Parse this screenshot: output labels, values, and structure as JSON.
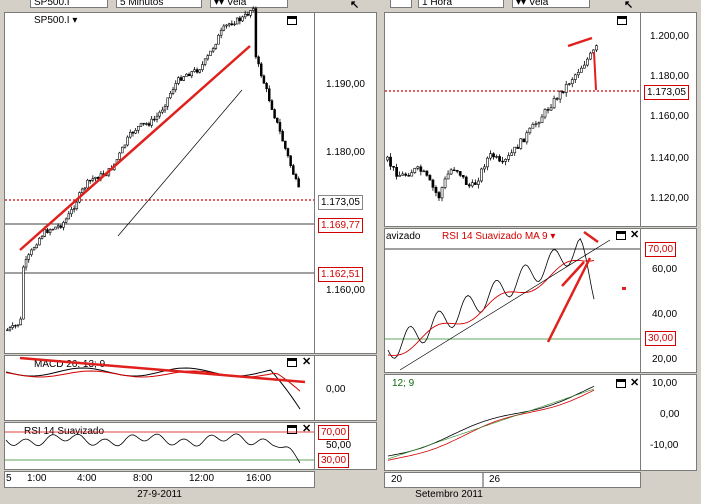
{
  "left": {
    "toolbar": {
      "symbol": "SP500.I",
      "interval": "5 Minutos",
      "mode": "Vela"
    },
    "price_panel": {
      "title": "SP500.I",
      "y_labels": [
        "1.190,00",
        "1.180,00",
        "1.160,00"
      ],
      "last_price": "1.173,05",
      "level_1": "1.169,77",
      "level_2": "1.162,51"
    },
    "macd_panel": {
      "title": "MACD 26; 13; 9",
      "zero_label": "0,00"
    },
    "rsi_panel": {
      "title": "RSI 14 Suavizado",
      "upper": "70,00",
      "mid": "50,00",
      "lower": "30,00"
    },
    "x_ticks": [
      "5",
      "1:00",
      "4:00",
      "8:00",
      "12:00",
      "16:00"
    ],
    "date_label": "27-9-2011"
  },
  "right": {
    "toolbar": {
      "symbol": "",
      "interval": "1 Hora",
      "mode": "Vela"
    },
    "price_panel": {
      "y_labels": [
        "1.200,00",
        "1.180,00",
        "1.160,00",
        "1.140,00",
        "1.120,00"
      ],
      "last_price": "1.173,05"
    },
    "rsi_panel": {
      "title_left": "avizado",
      "title_main": "RSI 14 Suavizado MA 9",
      "y_labels": [
        "60,00",
        "40,00",
        "20,00"
      ],
      "upper": "70,00",
      "lower": "30,00"
    },
    "osc_panel": {
      "title": "12; 9",
      "y_labels": [
        "10,00",
        "0,00",
        "-10,00"
      ]
    },
    "x_ticks": [
      "20",
      "26"
    ],
    "date_label": "Setembro 2011"
  },
  "colors": {
    "annotation": "#e0201c",
    "candle_up": "#ffffff",
    "candle_down": "#000000",
    "level_line": "#d40000",
    "rsi_ma": "#d40000"
  }
}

» What is expected: Reproduce the records verbatim, omitting all images they contain.

» Task solution:
Parse this screenshot: output labels, values, and structure as JSON.
{
  "left": {
    "toolbar": {
      "symbol": "SP500.I",
      "interval": "5 Minutos",
      "mode": "Vela"
    },
    "price_panel": {
      "title": "SP500.I",
      "y_labels": [
        "1.190,00",
        "1.180,00",
        "1.160,00"
      ],
      "last_price": "1.173,05",
      "level_1": "1.169,77",
      "level_2": "1.162,51"
    },
    "macd_panel": {
      "title": "MACD 26; 13; 9",
      "zero_label": "0,00"
    },
    "rsi_panel": {
      "title": "RSI 14 Suavizado",
      "upper": "70,00",
      "mid": "50,00",
      "lower": "30,00"
    },
    "x_ticks": [
      "5",
      "1:00",
      "4:00",
      "8:00",
      "12:00",
      "16:00"
    ],
    "date_label": "27-9-2011"
  },
  "right": {
    "toolbar": {
      "symbol": "",
      "interval": "1 Hora",
      "mode": "Vela"
    },
    "price_panel": {
      "y_labels": [
        "1.200,00",
        "1.180,00",
        "1.160,00",
        "1.140,00",
        "1.120,00"
      ],
      "last_price": "1.173,05"
    },
    "rsi_panel": {
      "title_left": "avizado",
      "title_main": "RSI 14 Suavizado MA 9",
      "y_labels": [
        "60,00",
        "40,00",
        "20,00"
      ],
      "upper": "70,00",
      "lower": "30,00"
    },
    "osc_panel": {
      "title": "12; 9",
      "y_labels": [
        "10,00",
        "0,00",
        "-10,00"
      ]
    },
    "x_ticks": [
      "20",
      "26"
    ],
    "date_label": "Setembro 2011"
  },
  "colors": {
    "annotation": "#e0201c",
    "candle_up": "#ffffff",
    "candle_down": "#000000",
    "level_line": "#d40000",
    "rsi_ma": "#d40000"
  }
}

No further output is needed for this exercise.